## Supplied records:
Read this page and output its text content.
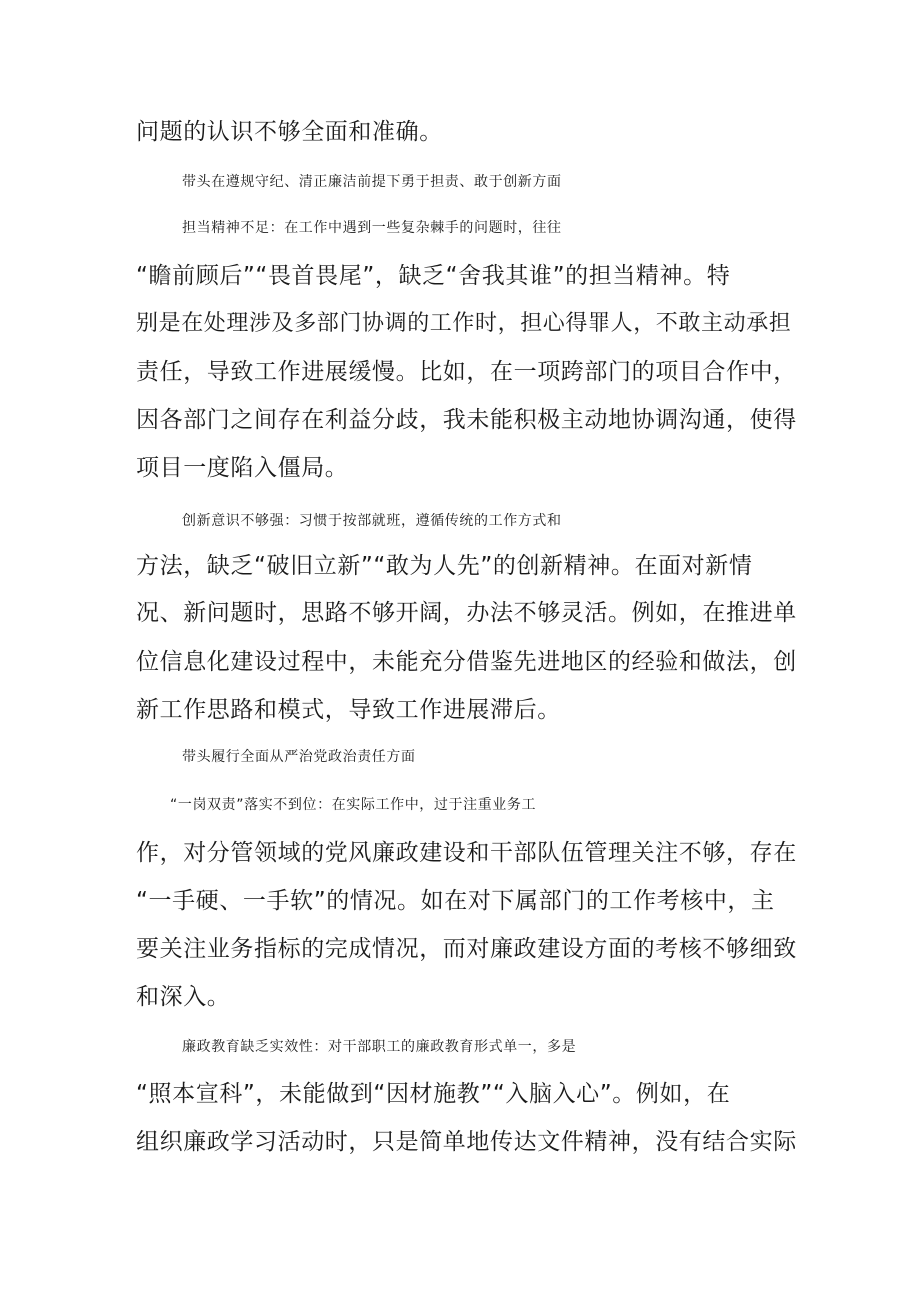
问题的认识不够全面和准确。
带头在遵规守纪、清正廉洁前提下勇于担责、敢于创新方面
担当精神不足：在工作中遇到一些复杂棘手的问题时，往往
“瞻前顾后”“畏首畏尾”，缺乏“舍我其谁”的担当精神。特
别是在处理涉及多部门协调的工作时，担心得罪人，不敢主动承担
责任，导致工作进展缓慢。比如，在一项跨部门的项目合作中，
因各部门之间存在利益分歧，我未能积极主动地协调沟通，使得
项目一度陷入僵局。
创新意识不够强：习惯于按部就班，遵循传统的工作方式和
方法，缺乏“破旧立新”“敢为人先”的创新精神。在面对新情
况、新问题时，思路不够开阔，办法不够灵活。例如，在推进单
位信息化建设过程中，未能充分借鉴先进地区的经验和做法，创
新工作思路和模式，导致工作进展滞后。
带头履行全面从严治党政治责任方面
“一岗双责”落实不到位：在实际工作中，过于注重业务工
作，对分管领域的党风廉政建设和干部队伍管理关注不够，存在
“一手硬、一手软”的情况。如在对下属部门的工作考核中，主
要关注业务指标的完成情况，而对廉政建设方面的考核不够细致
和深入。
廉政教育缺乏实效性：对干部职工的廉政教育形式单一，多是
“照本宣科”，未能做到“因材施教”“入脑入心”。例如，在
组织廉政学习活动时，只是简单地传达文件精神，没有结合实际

...

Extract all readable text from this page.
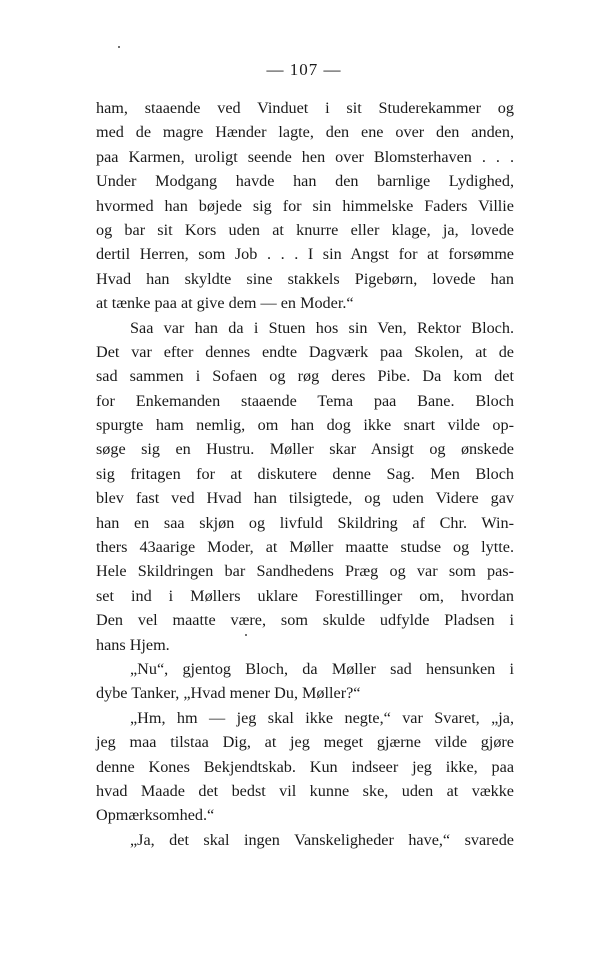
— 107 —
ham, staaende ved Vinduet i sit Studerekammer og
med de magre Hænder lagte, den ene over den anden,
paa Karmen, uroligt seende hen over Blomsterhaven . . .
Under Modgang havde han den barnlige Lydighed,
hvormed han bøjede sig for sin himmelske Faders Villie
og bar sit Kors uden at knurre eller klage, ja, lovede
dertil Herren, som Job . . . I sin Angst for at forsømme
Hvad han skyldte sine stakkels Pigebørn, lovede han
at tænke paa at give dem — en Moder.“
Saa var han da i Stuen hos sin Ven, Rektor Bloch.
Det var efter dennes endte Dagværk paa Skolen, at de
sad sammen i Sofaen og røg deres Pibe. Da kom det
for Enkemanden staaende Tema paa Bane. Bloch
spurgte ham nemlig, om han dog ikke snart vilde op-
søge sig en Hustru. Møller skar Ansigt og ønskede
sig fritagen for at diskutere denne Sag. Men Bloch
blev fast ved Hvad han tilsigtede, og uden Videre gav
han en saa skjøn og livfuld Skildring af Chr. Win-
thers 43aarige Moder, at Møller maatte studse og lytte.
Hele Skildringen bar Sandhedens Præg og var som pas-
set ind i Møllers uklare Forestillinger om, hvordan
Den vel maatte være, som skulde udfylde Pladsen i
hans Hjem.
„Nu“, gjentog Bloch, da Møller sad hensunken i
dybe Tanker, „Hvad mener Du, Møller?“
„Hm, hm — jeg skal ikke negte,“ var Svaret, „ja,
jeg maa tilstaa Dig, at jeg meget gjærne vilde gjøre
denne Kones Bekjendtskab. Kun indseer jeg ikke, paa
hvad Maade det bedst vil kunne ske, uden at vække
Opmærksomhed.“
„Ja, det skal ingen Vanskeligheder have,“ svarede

## Exercise description:
Across the preceding material, how many lines contain the word "ikke"? State the number alone.

## Output below:
3